CHALLENGE = Print the entries below exactly, starting with the first line and ending with the line containing "scale-label: 699.9 um [543, 760, 643, 787]", including that line.

RECORDS SHOWN =
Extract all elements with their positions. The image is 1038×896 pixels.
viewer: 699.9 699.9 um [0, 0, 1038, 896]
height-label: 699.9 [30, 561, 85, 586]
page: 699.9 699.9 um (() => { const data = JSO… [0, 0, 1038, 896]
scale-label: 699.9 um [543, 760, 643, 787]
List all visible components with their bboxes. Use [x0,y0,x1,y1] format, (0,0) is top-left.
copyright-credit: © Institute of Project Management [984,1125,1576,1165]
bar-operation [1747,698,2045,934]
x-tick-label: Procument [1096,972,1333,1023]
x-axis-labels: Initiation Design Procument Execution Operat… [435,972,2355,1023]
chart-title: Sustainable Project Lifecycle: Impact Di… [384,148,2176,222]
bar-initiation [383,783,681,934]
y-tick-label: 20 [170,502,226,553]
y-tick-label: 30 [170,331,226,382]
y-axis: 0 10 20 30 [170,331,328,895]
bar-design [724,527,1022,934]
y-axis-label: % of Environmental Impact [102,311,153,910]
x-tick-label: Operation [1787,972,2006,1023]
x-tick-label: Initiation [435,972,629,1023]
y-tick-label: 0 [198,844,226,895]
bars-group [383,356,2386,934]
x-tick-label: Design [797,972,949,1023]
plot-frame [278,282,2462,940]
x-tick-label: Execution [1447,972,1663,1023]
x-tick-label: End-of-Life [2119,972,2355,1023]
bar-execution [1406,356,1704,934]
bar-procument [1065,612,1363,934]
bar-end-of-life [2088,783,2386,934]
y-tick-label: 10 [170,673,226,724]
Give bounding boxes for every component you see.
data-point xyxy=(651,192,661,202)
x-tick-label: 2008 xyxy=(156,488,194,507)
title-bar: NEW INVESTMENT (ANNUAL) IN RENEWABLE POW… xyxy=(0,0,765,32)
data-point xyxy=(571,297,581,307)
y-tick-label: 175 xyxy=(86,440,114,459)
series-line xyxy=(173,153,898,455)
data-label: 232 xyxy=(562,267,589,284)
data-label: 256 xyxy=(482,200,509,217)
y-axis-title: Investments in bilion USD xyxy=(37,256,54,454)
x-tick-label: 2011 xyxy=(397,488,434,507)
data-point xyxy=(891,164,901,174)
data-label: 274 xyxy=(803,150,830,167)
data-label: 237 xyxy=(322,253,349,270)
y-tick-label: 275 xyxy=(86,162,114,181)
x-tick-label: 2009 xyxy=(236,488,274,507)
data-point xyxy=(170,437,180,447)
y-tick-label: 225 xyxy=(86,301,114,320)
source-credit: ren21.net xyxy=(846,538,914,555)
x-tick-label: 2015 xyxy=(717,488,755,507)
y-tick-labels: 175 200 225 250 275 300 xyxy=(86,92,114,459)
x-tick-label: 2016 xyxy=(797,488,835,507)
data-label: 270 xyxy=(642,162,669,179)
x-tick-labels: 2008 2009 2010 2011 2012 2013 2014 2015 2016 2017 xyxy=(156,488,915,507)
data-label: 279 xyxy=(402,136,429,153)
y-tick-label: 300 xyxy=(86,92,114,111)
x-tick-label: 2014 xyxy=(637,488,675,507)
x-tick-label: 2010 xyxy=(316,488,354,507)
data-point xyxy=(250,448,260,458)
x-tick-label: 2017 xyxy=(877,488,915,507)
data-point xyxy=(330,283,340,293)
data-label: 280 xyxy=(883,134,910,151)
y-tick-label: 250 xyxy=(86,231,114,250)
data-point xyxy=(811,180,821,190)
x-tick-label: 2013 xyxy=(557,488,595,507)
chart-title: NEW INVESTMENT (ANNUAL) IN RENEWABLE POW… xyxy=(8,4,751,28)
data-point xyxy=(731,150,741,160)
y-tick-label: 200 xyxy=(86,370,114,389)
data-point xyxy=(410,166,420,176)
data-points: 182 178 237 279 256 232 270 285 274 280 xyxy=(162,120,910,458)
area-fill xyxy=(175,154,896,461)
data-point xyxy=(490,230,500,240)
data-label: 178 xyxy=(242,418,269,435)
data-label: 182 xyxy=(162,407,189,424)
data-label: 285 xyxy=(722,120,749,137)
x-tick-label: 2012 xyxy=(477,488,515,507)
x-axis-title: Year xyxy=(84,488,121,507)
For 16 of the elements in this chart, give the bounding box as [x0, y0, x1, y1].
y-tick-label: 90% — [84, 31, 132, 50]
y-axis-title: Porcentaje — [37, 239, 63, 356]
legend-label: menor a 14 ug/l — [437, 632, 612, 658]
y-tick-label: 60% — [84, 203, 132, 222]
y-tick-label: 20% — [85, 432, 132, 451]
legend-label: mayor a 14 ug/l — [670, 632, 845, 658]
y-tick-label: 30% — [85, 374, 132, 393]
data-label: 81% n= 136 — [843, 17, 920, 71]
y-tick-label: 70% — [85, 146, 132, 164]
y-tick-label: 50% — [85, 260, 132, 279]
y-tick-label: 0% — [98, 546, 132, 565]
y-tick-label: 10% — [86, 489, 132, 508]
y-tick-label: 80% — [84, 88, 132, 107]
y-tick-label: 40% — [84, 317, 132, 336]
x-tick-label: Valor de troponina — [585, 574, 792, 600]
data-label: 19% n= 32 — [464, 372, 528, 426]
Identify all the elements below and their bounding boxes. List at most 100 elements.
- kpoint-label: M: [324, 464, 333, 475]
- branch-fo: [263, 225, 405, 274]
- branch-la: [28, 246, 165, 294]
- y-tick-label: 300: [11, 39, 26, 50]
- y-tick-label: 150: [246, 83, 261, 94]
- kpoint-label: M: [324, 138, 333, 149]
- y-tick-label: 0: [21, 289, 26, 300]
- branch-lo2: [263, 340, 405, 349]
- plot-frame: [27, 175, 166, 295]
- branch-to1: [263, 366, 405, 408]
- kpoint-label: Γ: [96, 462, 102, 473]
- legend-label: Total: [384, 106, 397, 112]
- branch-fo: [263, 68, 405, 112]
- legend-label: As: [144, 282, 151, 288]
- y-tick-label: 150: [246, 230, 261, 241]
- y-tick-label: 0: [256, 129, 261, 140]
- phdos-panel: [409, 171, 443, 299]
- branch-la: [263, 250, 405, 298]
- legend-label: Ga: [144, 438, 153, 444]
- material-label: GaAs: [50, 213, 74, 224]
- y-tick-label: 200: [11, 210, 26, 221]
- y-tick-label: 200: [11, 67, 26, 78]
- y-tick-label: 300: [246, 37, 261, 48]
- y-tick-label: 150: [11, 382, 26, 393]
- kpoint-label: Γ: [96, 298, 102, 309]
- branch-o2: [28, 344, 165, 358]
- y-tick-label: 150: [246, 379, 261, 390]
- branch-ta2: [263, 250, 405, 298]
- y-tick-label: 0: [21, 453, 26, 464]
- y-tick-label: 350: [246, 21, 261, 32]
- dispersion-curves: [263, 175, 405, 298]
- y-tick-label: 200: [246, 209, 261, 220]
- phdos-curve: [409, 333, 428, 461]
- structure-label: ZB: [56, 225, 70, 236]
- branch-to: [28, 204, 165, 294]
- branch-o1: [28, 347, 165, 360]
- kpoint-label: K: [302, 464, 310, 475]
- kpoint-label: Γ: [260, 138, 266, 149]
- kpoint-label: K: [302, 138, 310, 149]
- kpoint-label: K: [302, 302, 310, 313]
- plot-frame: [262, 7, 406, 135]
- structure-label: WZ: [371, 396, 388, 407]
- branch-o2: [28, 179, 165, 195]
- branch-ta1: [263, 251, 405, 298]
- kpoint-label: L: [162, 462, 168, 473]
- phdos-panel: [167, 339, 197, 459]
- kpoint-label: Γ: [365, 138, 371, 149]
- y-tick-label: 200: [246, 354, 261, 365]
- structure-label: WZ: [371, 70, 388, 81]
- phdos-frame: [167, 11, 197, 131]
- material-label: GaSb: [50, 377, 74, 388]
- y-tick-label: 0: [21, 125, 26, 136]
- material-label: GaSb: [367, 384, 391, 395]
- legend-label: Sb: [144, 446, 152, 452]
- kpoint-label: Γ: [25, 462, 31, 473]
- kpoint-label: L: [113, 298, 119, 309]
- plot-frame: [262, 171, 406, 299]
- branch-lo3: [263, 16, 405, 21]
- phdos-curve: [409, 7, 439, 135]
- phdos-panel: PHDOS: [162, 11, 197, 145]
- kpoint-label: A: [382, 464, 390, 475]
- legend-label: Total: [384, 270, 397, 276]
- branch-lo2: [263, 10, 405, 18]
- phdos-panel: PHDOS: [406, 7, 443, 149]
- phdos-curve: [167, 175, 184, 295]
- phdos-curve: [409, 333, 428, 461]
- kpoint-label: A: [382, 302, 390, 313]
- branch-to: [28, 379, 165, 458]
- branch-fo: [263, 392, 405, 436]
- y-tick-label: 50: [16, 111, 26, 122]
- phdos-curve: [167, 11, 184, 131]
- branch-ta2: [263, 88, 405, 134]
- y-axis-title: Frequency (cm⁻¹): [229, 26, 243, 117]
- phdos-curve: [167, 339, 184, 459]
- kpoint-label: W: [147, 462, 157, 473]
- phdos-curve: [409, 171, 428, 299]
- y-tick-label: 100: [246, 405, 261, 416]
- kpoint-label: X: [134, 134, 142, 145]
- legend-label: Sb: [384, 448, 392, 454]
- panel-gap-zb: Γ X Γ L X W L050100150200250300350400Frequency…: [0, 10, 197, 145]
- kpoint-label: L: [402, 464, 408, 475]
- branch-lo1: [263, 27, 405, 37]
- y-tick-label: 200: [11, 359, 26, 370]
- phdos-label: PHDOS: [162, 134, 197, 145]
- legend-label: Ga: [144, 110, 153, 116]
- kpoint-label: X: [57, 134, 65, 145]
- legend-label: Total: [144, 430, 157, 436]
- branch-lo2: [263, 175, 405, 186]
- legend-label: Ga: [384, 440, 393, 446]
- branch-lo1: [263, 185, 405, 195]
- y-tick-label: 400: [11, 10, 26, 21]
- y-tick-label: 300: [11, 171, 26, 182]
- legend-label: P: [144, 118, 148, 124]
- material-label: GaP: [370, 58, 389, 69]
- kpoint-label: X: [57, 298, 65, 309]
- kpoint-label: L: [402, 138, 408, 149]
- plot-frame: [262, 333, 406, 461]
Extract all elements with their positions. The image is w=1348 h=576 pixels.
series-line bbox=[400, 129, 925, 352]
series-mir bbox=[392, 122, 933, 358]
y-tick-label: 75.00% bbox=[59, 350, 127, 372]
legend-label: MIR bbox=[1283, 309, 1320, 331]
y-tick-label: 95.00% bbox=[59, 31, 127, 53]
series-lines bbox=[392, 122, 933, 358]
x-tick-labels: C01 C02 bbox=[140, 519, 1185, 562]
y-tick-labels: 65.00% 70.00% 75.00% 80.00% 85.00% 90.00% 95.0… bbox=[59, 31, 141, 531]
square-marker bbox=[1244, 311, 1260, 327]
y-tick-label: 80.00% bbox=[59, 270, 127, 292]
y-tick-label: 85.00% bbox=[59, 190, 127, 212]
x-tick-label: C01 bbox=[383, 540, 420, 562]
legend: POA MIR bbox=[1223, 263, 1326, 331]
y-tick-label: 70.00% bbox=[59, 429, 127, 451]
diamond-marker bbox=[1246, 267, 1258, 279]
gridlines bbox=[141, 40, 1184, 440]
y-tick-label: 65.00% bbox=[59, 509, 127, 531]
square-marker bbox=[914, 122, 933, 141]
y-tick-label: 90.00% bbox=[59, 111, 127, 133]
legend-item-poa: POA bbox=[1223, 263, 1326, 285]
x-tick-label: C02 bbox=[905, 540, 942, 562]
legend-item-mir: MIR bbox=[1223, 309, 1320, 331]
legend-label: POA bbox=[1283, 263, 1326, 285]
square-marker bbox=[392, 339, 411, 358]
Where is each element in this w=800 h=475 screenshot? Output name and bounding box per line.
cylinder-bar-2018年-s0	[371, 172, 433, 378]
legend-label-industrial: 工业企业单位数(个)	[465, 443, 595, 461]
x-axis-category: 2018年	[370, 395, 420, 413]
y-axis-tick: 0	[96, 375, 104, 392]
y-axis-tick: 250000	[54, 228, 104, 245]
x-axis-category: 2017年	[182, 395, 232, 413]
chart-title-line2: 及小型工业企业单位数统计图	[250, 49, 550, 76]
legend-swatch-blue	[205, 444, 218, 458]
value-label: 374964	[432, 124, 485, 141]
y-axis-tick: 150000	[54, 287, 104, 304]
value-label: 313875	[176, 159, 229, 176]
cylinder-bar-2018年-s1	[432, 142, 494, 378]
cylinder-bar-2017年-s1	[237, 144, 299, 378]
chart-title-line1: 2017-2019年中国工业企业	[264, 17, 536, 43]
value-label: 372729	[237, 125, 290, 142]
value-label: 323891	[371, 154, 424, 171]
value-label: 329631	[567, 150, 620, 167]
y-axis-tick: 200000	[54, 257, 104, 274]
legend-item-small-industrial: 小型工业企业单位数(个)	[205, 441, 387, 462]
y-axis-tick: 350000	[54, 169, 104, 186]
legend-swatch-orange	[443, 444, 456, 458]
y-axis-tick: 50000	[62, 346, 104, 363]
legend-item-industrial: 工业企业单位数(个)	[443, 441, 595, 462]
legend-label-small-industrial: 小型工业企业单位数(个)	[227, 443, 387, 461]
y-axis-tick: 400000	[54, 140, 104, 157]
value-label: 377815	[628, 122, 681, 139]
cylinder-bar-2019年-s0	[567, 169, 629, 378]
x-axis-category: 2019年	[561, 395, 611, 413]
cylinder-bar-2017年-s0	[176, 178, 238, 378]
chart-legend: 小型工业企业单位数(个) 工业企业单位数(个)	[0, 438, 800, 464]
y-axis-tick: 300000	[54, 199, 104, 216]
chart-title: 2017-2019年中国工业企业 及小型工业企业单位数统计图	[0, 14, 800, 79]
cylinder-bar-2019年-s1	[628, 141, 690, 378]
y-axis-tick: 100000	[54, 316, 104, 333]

SOLUTION TO THIS EXERCISE =
Extract all elements with their positions. The image is 1038×896 pixels.
viewer: 699.9 699.9 um [0, 0, 1038, 896]
height-label: 699.9 [30, 561, 85, 586]
page: 699.9 699.9 um (() => { const data = JSO… [0, 0, 1038, 896]
scale-label: 699.9 um [543, 760, 643, 787]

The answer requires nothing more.